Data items
□ □ □ □ □

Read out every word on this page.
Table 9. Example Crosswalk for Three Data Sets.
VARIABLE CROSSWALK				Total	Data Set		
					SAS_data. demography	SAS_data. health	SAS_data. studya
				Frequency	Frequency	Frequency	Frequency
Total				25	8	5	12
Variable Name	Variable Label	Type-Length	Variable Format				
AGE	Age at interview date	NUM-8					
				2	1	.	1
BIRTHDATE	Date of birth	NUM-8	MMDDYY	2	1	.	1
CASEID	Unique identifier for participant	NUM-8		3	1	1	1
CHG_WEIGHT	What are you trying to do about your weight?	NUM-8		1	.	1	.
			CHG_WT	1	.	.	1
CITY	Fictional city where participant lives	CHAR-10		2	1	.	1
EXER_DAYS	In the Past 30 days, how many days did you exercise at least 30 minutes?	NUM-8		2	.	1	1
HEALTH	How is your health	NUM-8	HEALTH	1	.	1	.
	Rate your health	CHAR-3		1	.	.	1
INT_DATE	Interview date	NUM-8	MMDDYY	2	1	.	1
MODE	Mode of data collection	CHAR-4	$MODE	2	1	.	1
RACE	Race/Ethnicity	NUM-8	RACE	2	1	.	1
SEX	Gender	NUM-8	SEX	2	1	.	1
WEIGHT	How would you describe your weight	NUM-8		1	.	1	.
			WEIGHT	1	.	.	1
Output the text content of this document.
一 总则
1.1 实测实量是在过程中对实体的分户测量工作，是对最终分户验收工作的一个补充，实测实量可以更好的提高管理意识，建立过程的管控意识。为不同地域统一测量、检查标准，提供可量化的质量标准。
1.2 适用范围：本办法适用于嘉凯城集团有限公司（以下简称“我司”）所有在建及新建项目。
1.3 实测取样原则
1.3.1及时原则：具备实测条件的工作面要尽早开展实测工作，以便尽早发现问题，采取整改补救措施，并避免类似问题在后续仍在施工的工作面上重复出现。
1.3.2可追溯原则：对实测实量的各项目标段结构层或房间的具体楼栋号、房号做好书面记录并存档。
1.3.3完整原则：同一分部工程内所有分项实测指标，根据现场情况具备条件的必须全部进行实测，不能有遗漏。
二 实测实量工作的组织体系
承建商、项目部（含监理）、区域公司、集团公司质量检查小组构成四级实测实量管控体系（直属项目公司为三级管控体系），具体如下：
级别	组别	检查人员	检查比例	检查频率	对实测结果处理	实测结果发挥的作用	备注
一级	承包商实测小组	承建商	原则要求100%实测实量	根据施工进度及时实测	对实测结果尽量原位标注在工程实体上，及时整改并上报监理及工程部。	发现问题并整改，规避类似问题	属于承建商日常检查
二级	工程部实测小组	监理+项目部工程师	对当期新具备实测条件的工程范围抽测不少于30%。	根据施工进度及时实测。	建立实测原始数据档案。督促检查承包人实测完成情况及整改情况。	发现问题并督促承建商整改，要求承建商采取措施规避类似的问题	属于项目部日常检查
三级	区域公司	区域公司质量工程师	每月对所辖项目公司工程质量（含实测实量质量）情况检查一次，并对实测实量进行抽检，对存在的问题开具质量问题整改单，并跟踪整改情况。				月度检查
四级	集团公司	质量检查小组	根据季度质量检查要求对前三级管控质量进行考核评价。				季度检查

□ □ □ □ □

List all lines holding the string "health".

					SAS_data. demography	SAS_data. health	SAS_data. studya
HEALTH	How is your health	NUM-8	HEALTH	1	.	1	.
	Rate your health	CHAR-3		1	.	.	1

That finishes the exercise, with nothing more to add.